Input records
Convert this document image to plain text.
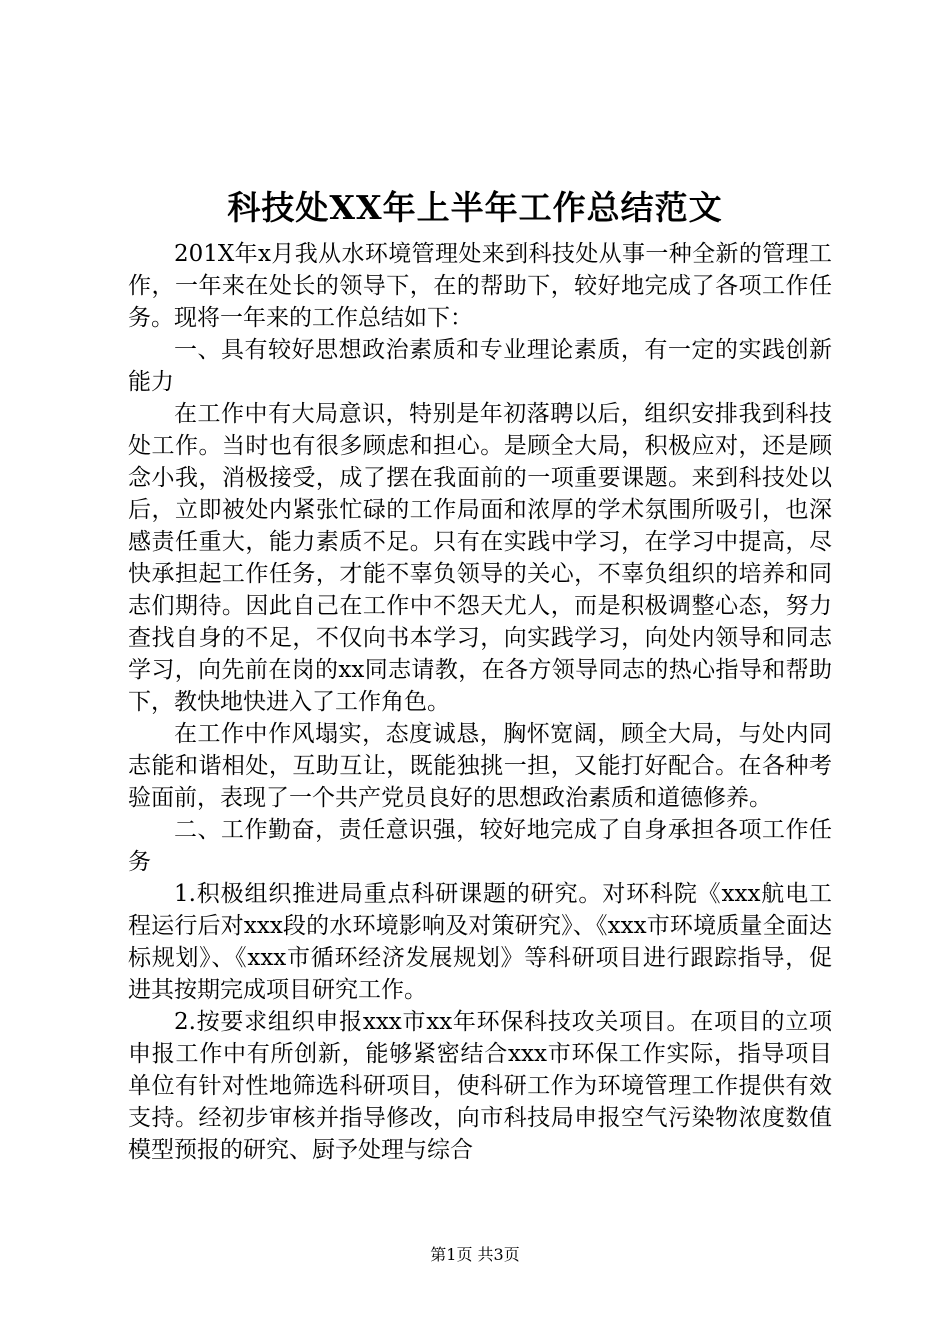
科技处XX年上半年工作总结范文

201X年x月我从水环境管理处来到科技处从事一种全新的管理工作，一年来在处长的领导下，在的帮助下，较好地完成了各项工作任务。现将一年来的工作总结如下：

一、具有较好思想政治素质和专业理论素质，有一定的实践创新能力

在工作中有大局意识，特别是年初落聘以后，组织安排我到科技处工作。当时也有很多顾虑和担心。是顾全大局，积极应对，还是顾念小我，消极接受，成了摆在我面前的一项重要课题。来到科技处以后，立即被处内紧张忙碌的工作局面和浓厚的学术氛围所吸引，也深感责任重大，能力素质不足。只有在实践中学习，在学习中提高，尽快承担起工作任务，才能不辜负领导的关心，不辜负组织的培养和同志们期待。因此自己在工作中不怨天尤人，而是积极调整心态，努力查找自身的不足，不仅向书本学习，向实践学习，向处内领导和同志学习，向先前在岗的xx同志请教，在各方领导同志的热心指导和帮助下，教快地快进入了工作角色。

在工作中作风塌实，态度诚恳，胸怀宽阔，顾全大局，与处内同志能和谐相处，互助互让，既能独挑一担，又能打好配合。在各种考验面前，表现了一个共产党员良好的思想政治素质和道德修养。

二、工作勤奋，责任意识强，较好地完成了自身承担各项工作任务

1.积极组织推进局重点科研课题的研究。对环科院《xxx航电工程运行后对xxx段的水环境影响及对策研究》、《xxx市环境质量全面达标规划》、《xxx市循环经济发展规划》等科研项目进行跟踪指导，促进其按期完成项目研究工作。

2.按要求组织申报xxx市xx年环保科技攻关项目。在项目的立项申报工作中有所创新，能够紧密结合xxx市环保工作实际，指导项目单位有针对性地筛选科研项目，使科研工作为环境管理工作提供有效支持。经初步审核并指导修改，向市科技局申报空气污染物浓度数值模型预报的研究、厨予处理与综合

第1页 共3页
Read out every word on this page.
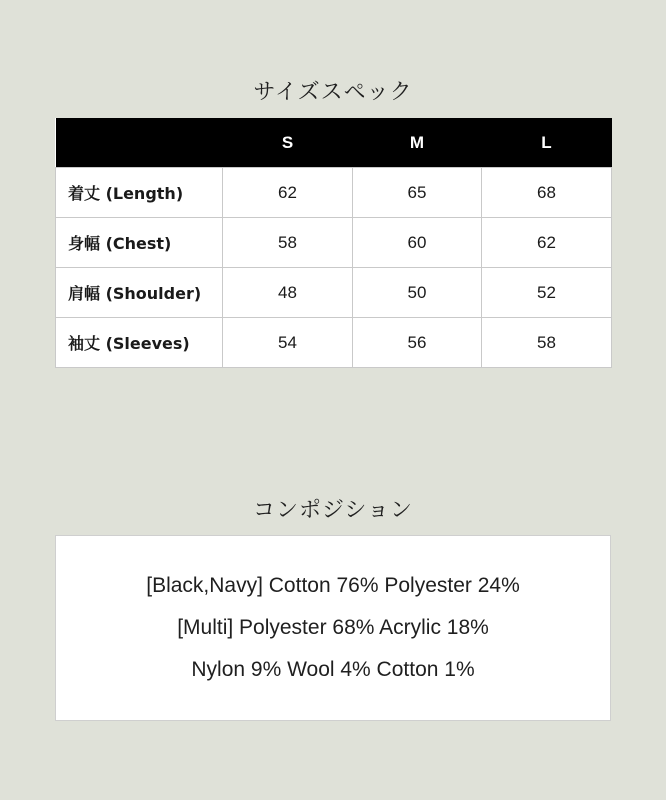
サイズスペック
	S	M	L
着丈 (Length)	62	65	68
身幅 (Chest)	58	60	62
肩幅 (Shoulder)	48	50	52
袖丈 (Sleeves)	54	56	58
コンポジション
[Black,Navy] Cotton 76% Polyester 24%
[Multi] Polyester 68% Acrylic 18%
Nylon 9% Wool 4% Cotton 1%
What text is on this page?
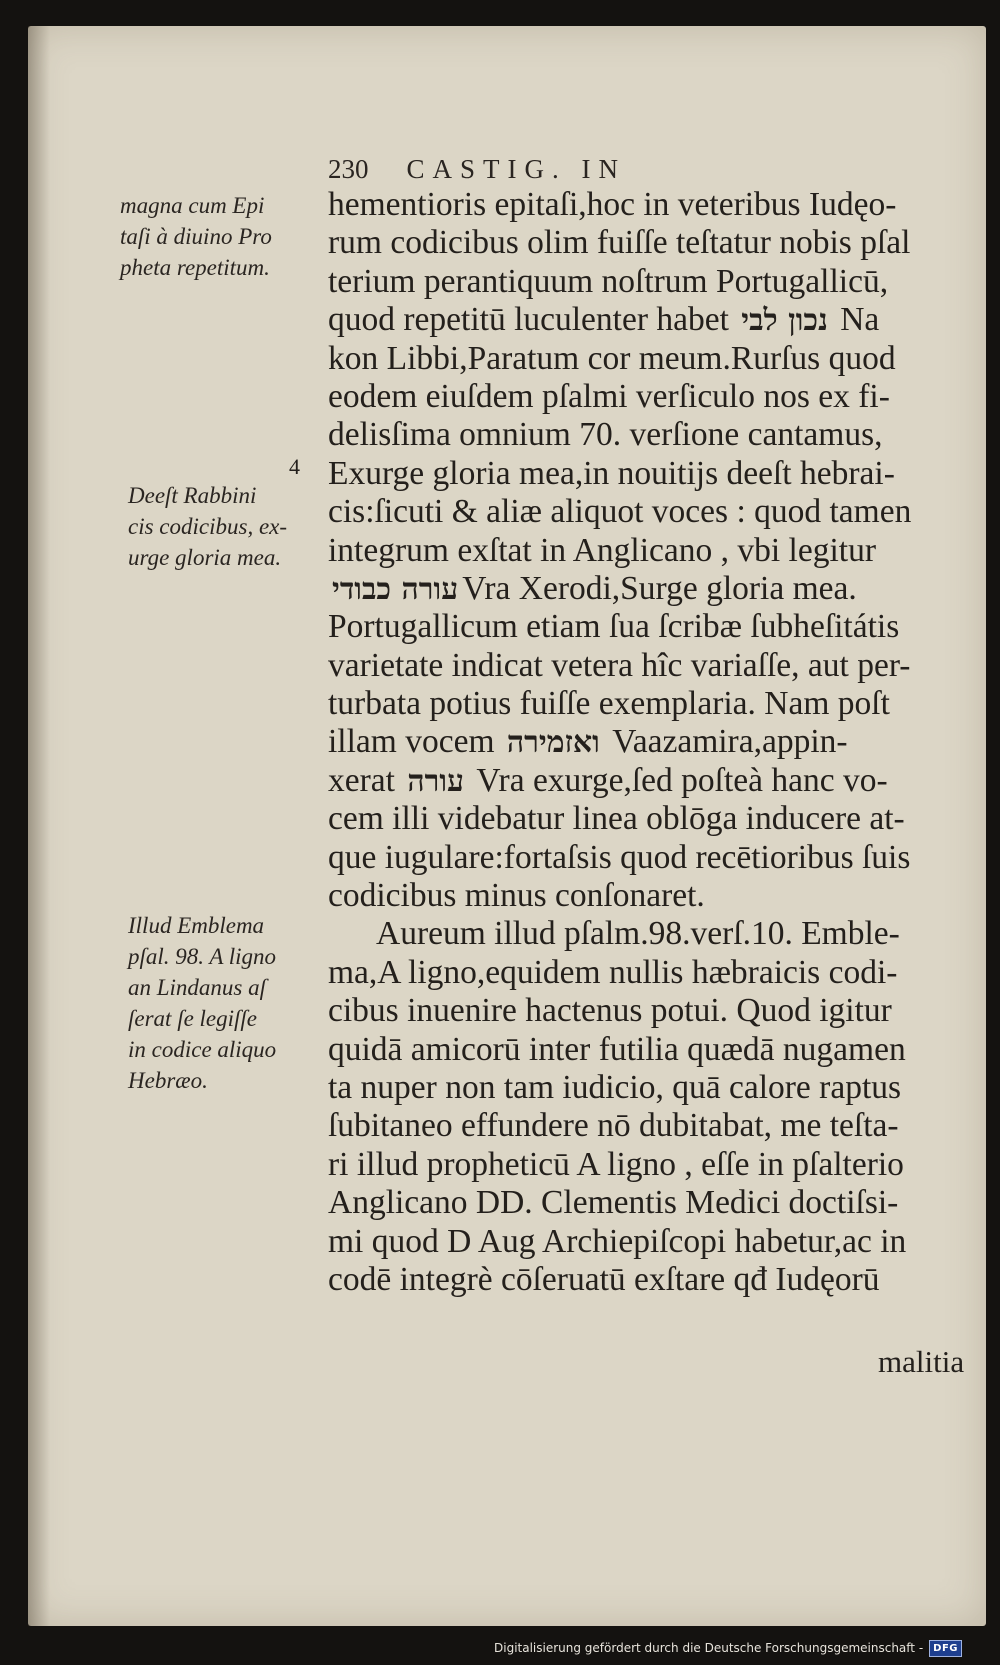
230 CASTIG. IN
hementioris epitaſi,hoc in veteribus Iudęo-
rum codicibus olim fuiſſe teſtatur nobis pſal
terium perantiquum noſtrum Portugallicū,
quod repetitū luculenter habet נכון לבי Na
kon Libbi,Paratum cor meum.Rurſus quod
eodem eiuſdem pſalmi verſiculo nos ex fi-
delisſima omnium 70. verſione cantamus,
Exurge gloria mea,in nouitijs deeſt hebrai-
cis:ſicuti & aliæ aliquot voces : quod tamen
integrum exſtat in Anglicano , vbi legitur
עורה כבודי Vra Xerodi,Surge gloria mea.
Portugallicum etiam ſua ſcribæ ſubheſitátis
varietate indicat vetera hîc variaſſe, aut per-
turbata potius fuiſſe exemplaria. Nam poſt
illam vocem ואזמירה Vaazamira,appin-
xerat עורה Vra exurge,ſed poſteà hanc vo-
cem illi videbatur linea oblōga inducere at-
que iugulare:fortaſsis quod recētioribus ſuis
codicibus minus conſonaret.
Aureum illud pſalm.98.verſ.10. Emble-
ma,A ligno,equidem nullis hæbraicis codi-
cibus inuenire hactenus potui. Quod igitur
quidā amicorū inter futilia quædā nugamen
ta nuper non tam iudicio, quā calore raptus
ſubitaneo effundere nō dubitabat, me teſta-
ri illud propheticū A ligno , eſſe in pſalterio
Anglicano DD. Clementis Medici doctiſsi-
mi quod D Aug Archiepiſcopi habetur,ac in
codē integrè cōſeruatū exſtare qđ Iudęorū
4
magna cum Epi
taſi à diuino Pro
pheta repetitum.
Deeſt Rabbini
cis codicibus, ex-
urge gloria mea.
Illud Emblema
pſal. 98. A ligno
an Lindanus aſ
ſerat ſe legiſſe
in codice aliquo
Hebræo.
malitia
Digitalisierung gefördert durch die Deutsche Forschungsgemeinschaft -	DFG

Problem
The data above needs to be retyped exactly, with the images left out.

The reply
Convert this document image to plain text.
科技处XX年上半年工作总结范文

201X年x月我从水环境管理处来到科技处从事一种全新的管理工作，一年来在处长的领导下，在的帮助下，较好地完成了各项工作任务。现将一年来的工作总结如下：

一、具有较好思想政治素质和专业理论素质，有一定的实践创新能力

在工作中有大局意识，特别是年初落聘以后，组织安排我到科技处工作。当时也有很多顾虑和担心。是顾全大局，积极应对，还是顾念小我，消极接受，成了摆在我面前的一项重要课题。来到科技处以后，立即被处内紧张忙碌的工作局面和浓厚的学术氛围所吸引，也深感责任重大，能力素质不足。只有在实践中学习，在学习中提高，尽快承担起工作任务，才能不辜负领导的关心，不辜负组织的培养和同志们期待。因此自己在工作中不怨天尤人，而是积极调整心态，努力查找自身的不足，不仅向书本学习，向实践学习，向处内领导和同志学习，向先前在岗的xx同志请教，在各方领导同志的热心指导和帮助下，教快地快进入了工作角色。

在工作中作风塌实，态度诚恳，胸怀宽阔，顾全大局，与处内同志能和谐相处，互助互让，既能独挑一担，又能打好配合。在各种考验面前，表现了一个共产党员良好的思想政治素质和道德修养。

二、工作勤奋，责任意识强，较好地完成了自身承担各项工作任务

1.积极组织推进局重点科研课题的研究。对环科院《xxx航电工程运行后对xxx段的水环境影响及对策研究》、《xxx市环境质量全面达标规划》、《xxx市循环经济发展规划》等科研项目进行跟踪指导，促进其按期完成项目研究工作。

2.按要求组织申报xxx市xx年环保科技攻关项目。在项目的立项申报工作中有所创新，能够紧密结合xxx市环保工作实际，指导项目单位有针对性地筛选科研项目，使科研工作为环境管理工作提供有效支持。经初步审核并指导修改，向市科技局申报空气污染物浓度数值模型预报的研究、厨予处理与综合

第1页 共3页
Read out every word on this page.
サイズスペック
	S	M	L
着丈 (Length)	62	65	68
身幅 (Chest)	58	60	62
肩幅 (Shoulder)	48	50	52
袖丈 (Sleeves)	54	56	58
コンポジション
[Black,Navy] Cotton 76% Polyester 24%
[Multi] Polyester 68% Acrylic 18%
Nylon 9% Wool 4% Cotton 1%
What text is on this page?
230 CASTIG. IN
hementioris epitaſi,hoc in veteribus Iudęo-
rum codicibus olim fuiſſe teſtatur nobis pſal
terium perantiquum noſtrum Portugallicū,
quod repetitū luculenter habet נכון לבי Na
kon Libbi,Paratum cor meum.Rurſus quod
eodem eiuſdem pſalmi verſiculo nos ex fi-
delisſima omnium 70. verſione cantamus,
Exurge gloria mea,in nouitijs deeſt hebrai-
cis:ſicuti & aliæ aliquot voces : quod tamen
integrum exſtat in Anglicano , vbi legitur
עורה כבודי Vra Xerodi,Surge gloria mea.
Portugallicum etiam ſua ſcribæ ſubheſitátis
varietate indicat vetera hîc variaſſe, aut per-
turbata potius fuiſſe exemplaria. Nam poſt
illam vocem ואזמירה Vaazamira,appin-
xerat עורה Vra exurge,ſed poſteà hanc vo-
cem illi videbatur linea oblōga inducere at-
que iugulare:fortaſsis quod recētioribus ſuis
codicibus minus conſonaret.
Aureum illud pſalm.98.verſ.10. Emble-
ma,A ligno,equidem nullis hæbraicis codi-
cibus inuenire hactenus potui. Quod igitur
quidā amicorū inter futilia quædā nugamen
ta nuper non tam iudicio, quā calore raptus
ſubitaneo effundere nō dubitabat, me teſta-
ri illud propheticū A ligno , eſſe in pſalterio
Anglicano DD. Clementis Medici doctiſsi-
mi quod D Aug Archiepiſcopi habetur,ac in
codē integrè cōſeruatū exſtare qđ Iudęorū
4
magna cum Epi
taſi à diuino Pro
pheta repetitum.
Deeſt Rabbini
cis codicibus, ex-
urge gloria mea.
Illud Emblema
pſal. 98. A ligno
an Lindanus aſ
ſerat ſe legiſſe
in codice aliquo
Hebræo.
malitia
Digitalisierung gefördert durch die Deutsche Forschungsgemeinschaft -	DFG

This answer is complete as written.